PROBLEM STATEMENT –
Reproduce the whole listing, character for character.

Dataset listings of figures
▬▬▬▬▬▬▬▬▬▬
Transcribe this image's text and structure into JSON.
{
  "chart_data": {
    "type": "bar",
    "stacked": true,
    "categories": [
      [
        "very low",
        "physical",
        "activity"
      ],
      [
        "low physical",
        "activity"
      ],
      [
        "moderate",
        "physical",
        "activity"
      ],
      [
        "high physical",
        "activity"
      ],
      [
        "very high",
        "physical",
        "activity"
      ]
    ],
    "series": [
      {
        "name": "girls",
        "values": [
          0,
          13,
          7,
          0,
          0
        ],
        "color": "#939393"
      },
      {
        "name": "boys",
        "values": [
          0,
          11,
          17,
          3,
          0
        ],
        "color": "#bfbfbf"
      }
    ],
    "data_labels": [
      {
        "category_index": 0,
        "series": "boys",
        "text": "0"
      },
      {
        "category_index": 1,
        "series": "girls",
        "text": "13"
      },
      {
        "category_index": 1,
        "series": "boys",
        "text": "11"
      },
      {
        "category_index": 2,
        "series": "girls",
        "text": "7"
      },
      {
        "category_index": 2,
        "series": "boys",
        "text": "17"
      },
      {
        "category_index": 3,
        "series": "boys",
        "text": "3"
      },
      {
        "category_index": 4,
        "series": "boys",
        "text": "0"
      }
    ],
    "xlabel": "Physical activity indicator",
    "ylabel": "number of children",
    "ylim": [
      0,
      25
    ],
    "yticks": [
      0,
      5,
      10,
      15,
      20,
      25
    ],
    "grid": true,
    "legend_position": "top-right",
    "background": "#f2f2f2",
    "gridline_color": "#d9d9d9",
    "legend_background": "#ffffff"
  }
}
▬▬▬▬▬▬▬▬▬▬
COMPLETE OUTPUT –
Transcribe this image's text and structure into JSON.
{
  "chart_data": {
    "type": "bar",
    "stacked": true,
    "categories": [
      [
        "very low",
        "physical",
        "activity"
      ],
      [
        "low physical",
        "activity"
      ],
      [
        "moderate",
        "physical",
        "activity"
      ],
      [
        "high physical",
        "activity"
      ],
      [
        "very high",
        "physical",
        "activity"
      ]
    ],
    "series": [
      {
        "name": "girls",
        "values": [
          0,
          13,
          7,
          0,
          0
        ],
        "color": "#939393"
      },
      {
        "name": "boys",
        "values": [
          0,
          11,
          17,
          3,
          0
        ],
        "color": "#bfbfbf"
      }
    ],
    "data_labels": [
      {
        "category_index": 0,
        "series": "boys",
        "text": "0"
      },
      {
        "category_index": 1,
        "series": "girls",
        "text": "13"
      },
      {
        "category_index": 1,
        "series": "boys",
        "text": "11"
      },
      {
        "category_index": 2,
        "series": "girls",
        "text": "7"
      },
      {
        "category_index": 2,
        "series": "boys",
        "text": "17"
      },
      {
        "category_index": 3,
        "series": "boys",
        "text": "3"
      },
      {
        "category_index": 4,
        "series": "boys",
        "text": "0"
      }
    ],
    "xlabel": "Physical activity indicator",
    "ylabel": "number of children",
    "ylim": [
      0,
      25
    ],
    "yticks": [
      0,
      5,
      10,
      15,
      20,
      25
    ],
    "grid": true,
    "legend_position": "top-right",
    "background": "#f2f2f2",
    "gridline_color": "#d9d9d9",
    "legend_background": "#ffffff"
  }
}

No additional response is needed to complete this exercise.